Omit all images. Transcribe the rest of the material below exactly.

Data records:
═══
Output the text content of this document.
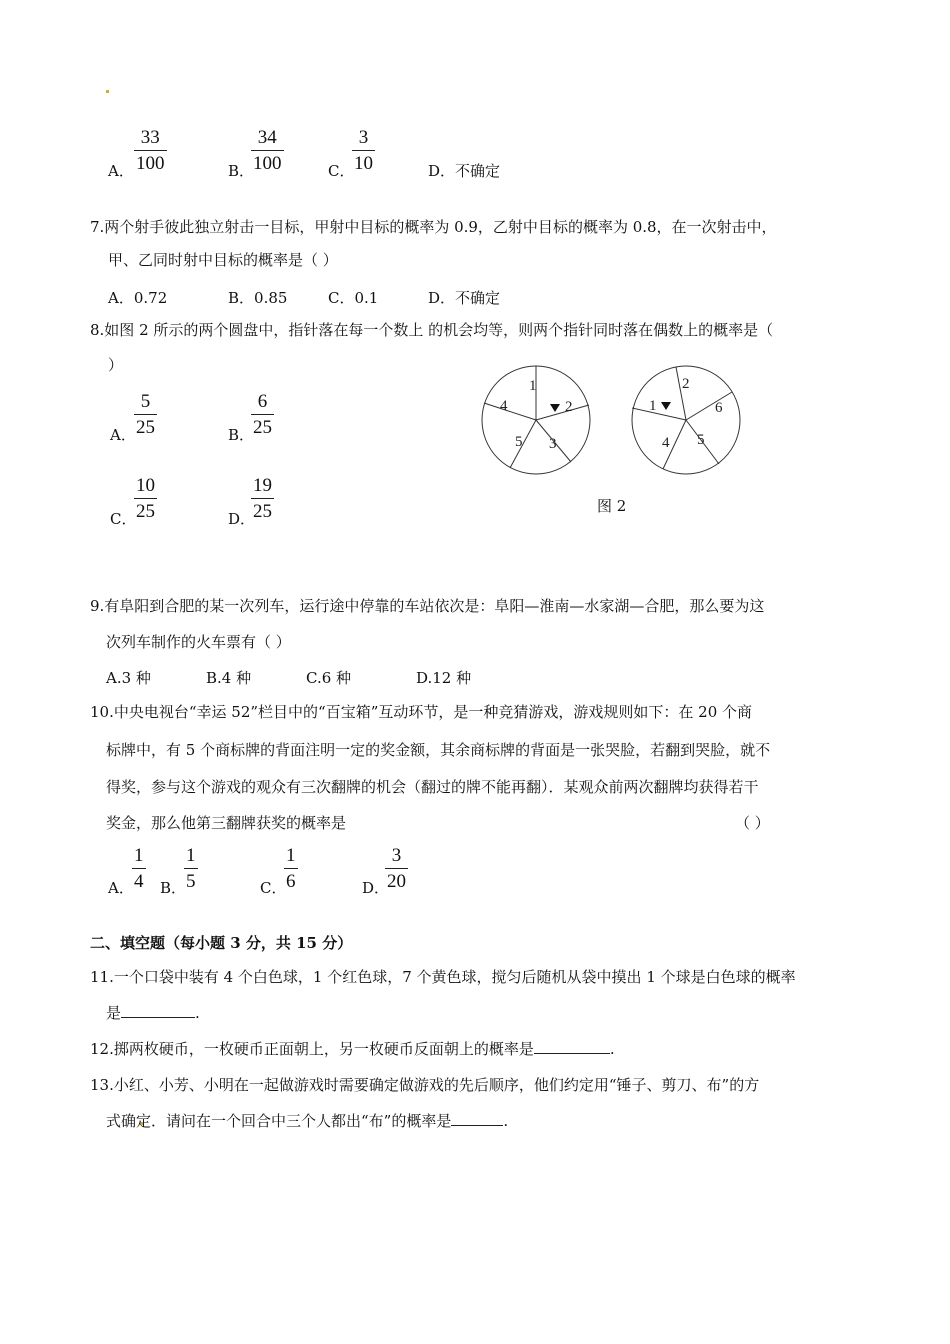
A．
33
100	B．
34
100	C．
3
10	D．不确定
7.两个射手彼此独立射击一目标，甲射中目标的概率为 0.9，乙射中目标的概率为 0.8，在一次射击中，
甲、乙同时射中目标的概率是（ ）
A．0.72	B．0.85	C．0.1	D．不确定
8.如图 2 所示的两个圆盘中，指针落在每一个数上 的机会均等，则两个指针同时落在偶数上的概率是（
）
A．
5
25	B．
6
25
C．
10
25	D．
19
25
1
2
3
5
4
2
6
5
4
1
图 2
9.有阜阳到合肥的某一次列车，运行途中停靠的车站依次是：阜阳—淮南—水家湖—合肥，那么要为这
次列车制作的火车票有（ ）
A.3 种	B.4 种	C.6 种	D.12 种
10.中央电视台“幸运 52”栏目中的“百宝箱”互动环节，是一种竞猜游戏，游戏规则如下：在 20 个商
标牌中，有 5 个商标牌的背面注明一定的奖金额，其余商标牌的背面是一张哭脸，若翻到哭脸，就不
得奖，参与这个游戏的观众有三次翻牌的机会（翻过的牌不能再翻）．某观众前两次翻牌均获得若干
奖金，那么他第三翻牌获奖的概率是	（ ）
A．
1
4 B．
1
5	C．
1
6	D．
3
20
二、填空题（每小题 3 分，共 15 分）
11.一个口袋中装有 4 个白色球，1 个红色球，7 个黄色球，搅匀后随机从袋中摸出 1 个球是白色球的概率
是	.
12.掷两枚硬币，一枚硬币正面朝上，另一枚硬币反面朝上的概率是	.
13.小红、小芳、小明在一起做游戏时需要确定做游戏的先后顺序，他们约定用“锤子、剪刀、布”的方
式确定．请问在一个回合中三个人都出“布”的概率是	.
═══
REPLY TO THE TASK —
Output the text content of this document.
A．
33
100	B．
34
100	C．
3
10	D．不确定
7.两个射手彼此独立射击一目标，甲射中目标的概率为 0.9，乙射中目标的概率为 0.8，在一次射击中，
甲、乙同时射中目标的概率是（ ）
A．0.72	B．0.85	C．0.1	D．不确定
8.如图 2 所示的两个圆盘中，指针落在每一个数上 的机会均等，则两个指针同时落在偶数上的概率是（
）
A．
5
25	B．
6
25
C．
10
25	D．
19
25
1
2
3
5
4
2
6
5
4
1
图 2
9.有阜阳到合肥的某一次列车，运行途中停靠的车站依次是：阜阳—淮南—水家湖—合肥，那么要为这
次列车制作的火车票有（ ）
A.3 种	B.4 种	C.6 种	D.12 种
10.中央电视台“幸运 52”栏目中的“百宝箱”互动环节，是一种竞猜游戏，游戏规则如下：在 20 个商
标牌中，有 5 个商标牌的背面注明一定的奖金额，其余商标牌的背面是一张哭脸，若翻到哭脸，就不
得奖，参与这个游戏的观众有三次翻牌的机会（翻过的牌不能再翻）．某观众前两次翻牌均获得若干
奖金，那么他第三翻牌获奖的概率是	（ ）
A．
1
4 B．
1
5	C．
1
6	D．
3
20
二、填空题（每小题 3 分，共 15 分）
11.一个口袋中装有 4 个白色球，1 个红色球，7 个黄色球，搅匀后随机从袋中摸出 1 个球是白色球的概率
是	.
12.掷两枚硬币，一枚硬币正面朝上，另一枚硬币反面朝上的概率是	.
13.小红、小芳、小明在一起做游戏时需要确定做游戏的先后顺序，他们约定用“锤子、剪刀、布”的方
式确定．请问在一个回合中三个人都出“布”的概率是	.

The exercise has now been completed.